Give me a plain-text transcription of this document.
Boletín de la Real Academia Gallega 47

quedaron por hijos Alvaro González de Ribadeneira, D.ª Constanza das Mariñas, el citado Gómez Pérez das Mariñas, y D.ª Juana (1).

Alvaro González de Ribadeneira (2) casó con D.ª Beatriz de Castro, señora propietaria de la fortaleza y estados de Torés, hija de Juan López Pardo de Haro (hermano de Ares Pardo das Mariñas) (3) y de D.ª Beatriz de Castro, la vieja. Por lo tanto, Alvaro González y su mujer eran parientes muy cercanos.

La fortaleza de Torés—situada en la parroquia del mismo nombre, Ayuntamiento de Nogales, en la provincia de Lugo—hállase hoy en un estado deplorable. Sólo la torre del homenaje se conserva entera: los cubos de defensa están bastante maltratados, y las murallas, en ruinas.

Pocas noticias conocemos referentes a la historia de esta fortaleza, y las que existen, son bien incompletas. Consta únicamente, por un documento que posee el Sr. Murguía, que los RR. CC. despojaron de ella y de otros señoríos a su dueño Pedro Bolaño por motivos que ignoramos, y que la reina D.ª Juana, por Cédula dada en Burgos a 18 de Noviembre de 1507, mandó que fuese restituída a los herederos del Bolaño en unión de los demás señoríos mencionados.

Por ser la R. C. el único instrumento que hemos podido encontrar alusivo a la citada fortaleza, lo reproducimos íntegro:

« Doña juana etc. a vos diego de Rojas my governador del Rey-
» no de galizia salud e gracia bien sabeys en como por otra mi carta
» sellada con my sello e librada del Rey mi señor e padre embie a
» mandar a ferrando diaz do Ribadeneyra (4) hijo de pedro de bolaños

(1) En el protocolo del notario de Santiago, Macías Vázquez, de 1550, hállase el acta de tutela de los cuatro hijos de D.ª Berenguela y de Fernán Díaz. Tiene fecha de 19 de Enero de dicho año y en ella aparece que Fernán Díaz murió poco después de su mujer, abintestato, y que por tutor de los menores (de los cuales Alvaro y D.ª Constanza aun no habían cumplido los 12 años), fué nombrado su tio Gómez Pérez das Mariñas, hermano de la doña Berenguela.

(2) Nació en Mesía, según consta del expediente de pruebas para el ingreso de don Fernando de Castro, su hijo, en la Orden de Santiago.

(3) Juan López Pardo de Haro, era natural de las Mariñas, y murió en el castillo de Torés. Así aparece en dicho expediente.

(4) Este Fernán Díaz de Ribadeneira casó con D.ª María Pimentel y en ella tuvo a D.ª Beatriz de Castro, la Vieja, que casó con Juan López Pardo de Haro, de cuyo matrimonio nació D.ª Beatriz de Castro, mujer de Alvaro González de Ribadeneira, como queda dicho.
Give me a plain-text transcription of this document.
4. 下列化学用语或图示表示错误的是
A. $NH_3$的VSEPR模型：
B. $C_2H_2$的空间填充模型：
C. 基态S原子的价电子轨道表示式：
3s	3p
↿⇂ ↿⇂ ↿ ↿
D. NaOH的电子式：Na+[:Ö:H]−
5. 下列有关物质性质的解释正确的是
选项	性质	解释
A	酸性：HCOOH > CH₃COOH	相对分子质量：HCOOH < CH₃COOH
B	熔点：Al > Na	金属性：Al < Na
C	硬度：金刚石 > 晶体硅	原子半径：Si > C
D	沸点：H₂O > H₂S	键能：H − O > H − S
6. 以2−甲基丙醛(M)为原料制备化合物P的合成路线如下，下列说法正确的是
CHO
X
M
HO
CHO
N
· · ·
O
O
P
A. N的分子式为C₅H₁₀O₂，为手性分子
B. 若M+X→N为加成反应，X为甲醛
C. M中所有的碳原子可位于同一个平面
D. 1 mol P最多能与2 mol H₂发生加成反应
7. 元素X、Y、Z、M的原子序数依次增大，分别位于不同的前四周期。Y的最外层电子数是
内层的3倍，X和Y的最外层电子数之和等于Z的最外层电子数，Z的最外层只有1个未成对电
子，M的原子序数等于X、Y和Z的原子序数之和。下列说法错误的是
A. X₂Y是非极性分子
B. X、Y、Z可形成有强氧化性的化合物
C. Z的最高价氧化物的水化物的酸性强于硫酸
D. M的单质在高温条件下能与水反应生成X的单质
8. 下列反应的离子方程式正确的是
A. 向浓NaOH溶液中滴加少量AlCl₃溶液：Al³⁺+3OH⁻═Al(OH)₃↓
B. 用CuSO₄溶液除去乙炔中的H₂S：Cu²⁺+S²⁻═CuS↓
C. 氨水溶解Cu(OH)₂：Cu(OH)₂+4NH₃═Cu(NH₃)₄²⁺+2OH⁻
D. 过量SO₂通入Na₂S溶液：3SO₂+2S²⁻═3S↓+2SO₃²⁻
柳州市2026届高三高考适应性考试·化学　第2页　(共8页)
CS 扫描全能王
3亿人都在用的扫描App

==

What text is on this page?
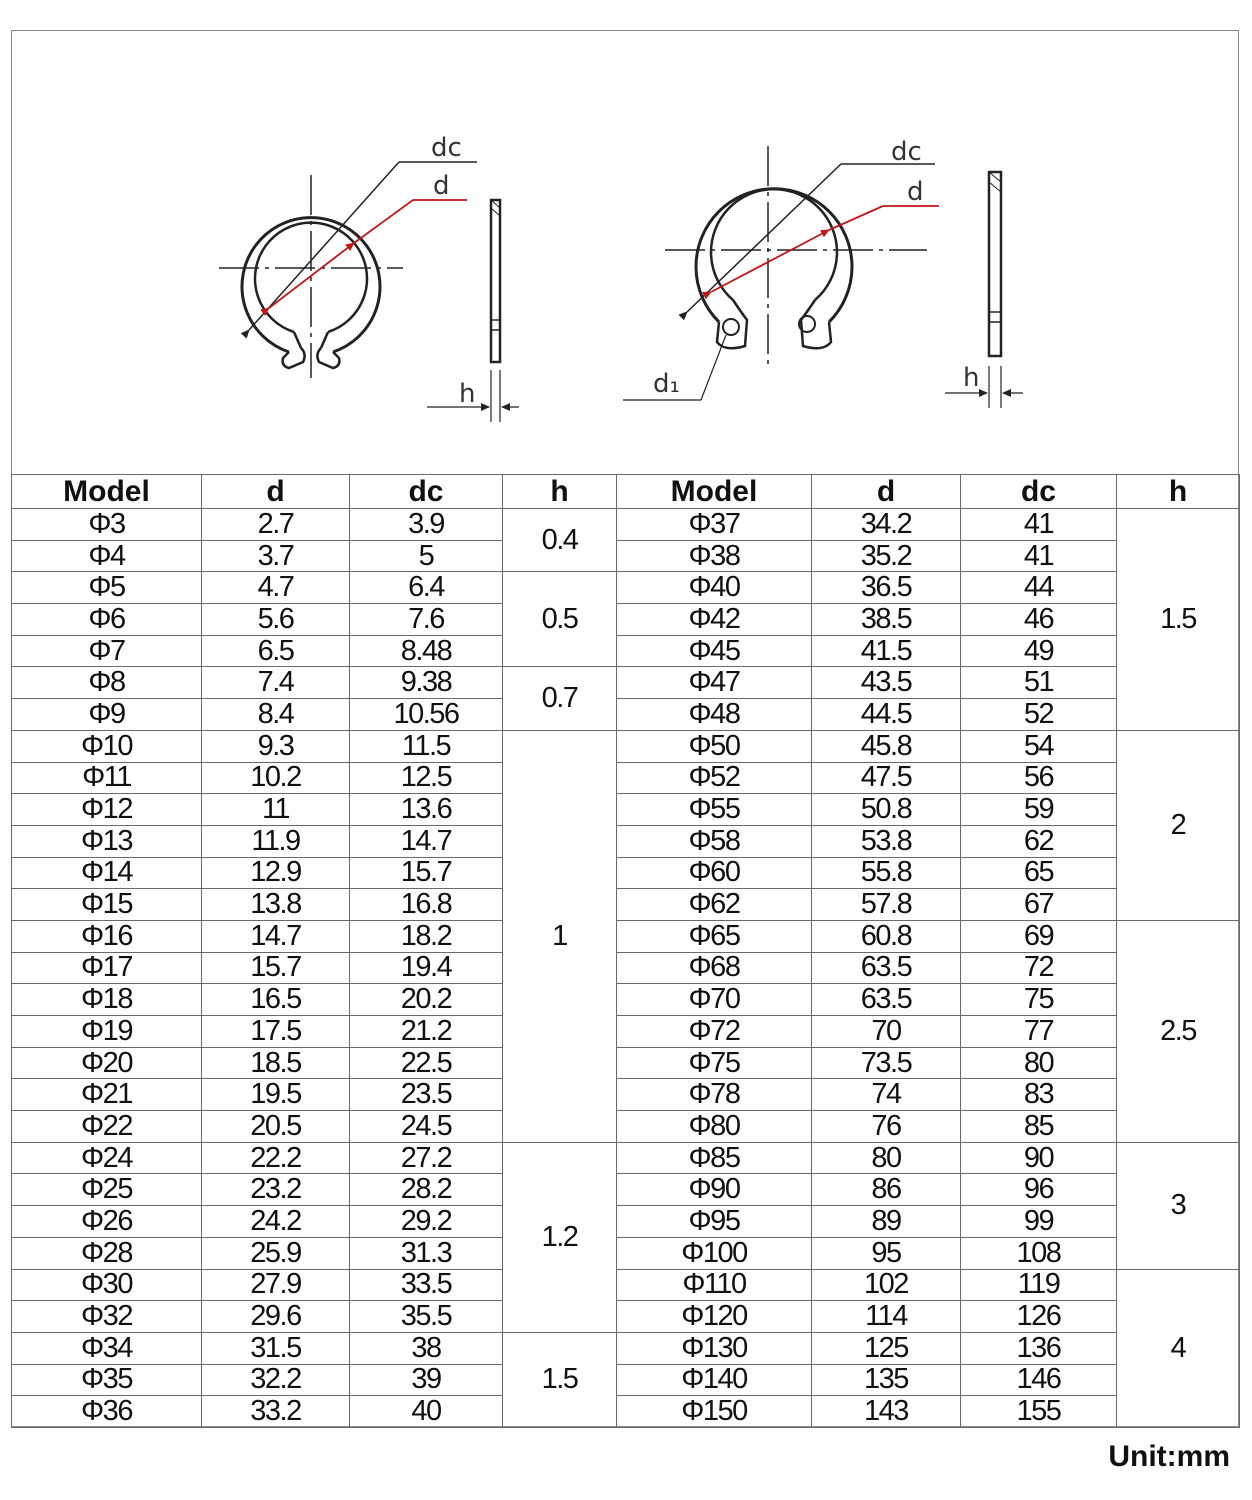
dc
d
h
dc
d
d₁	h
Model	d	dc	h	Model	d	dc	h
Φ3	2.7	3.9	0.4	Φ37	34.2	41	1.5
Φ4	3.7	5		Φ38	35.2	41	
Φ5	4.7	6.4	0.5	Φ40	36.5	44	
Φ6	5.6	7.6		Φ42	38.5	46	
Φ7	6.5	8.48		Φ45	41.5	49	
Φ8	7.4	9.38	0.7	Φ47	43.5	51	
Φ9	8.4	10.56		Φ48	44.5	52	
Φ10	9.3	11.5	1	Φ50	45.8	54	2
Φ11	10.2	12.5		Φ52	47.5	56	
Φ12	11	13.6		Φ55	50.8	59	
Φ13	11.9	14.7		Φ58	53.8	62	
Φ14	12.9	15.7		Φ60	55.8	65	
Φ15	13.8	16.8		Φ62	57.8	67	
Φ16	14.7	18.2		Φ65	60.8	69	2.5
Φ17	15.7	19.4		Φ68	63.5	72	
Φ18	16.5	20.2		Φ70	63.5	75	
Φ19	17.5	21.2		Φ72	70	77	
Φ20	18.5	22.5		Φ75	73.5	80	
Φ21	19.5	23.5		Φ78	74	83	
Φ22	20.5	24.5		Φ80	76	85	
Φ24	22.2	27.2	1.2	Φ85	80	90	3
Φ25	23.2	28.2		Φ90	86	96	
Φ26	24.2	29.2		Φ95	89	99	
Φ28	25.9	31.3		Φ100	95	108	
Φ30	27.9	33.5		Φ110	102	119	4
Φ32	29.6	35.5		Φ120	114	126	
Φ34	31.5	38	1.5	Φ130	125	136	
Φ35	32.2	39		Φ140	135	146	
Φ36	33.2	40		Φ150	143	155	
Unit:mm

→ **Instructions to follow**
Determine how many lines in the listing above hold the word "Santiago", answering with the number only.

→ **Solution to this problem**
2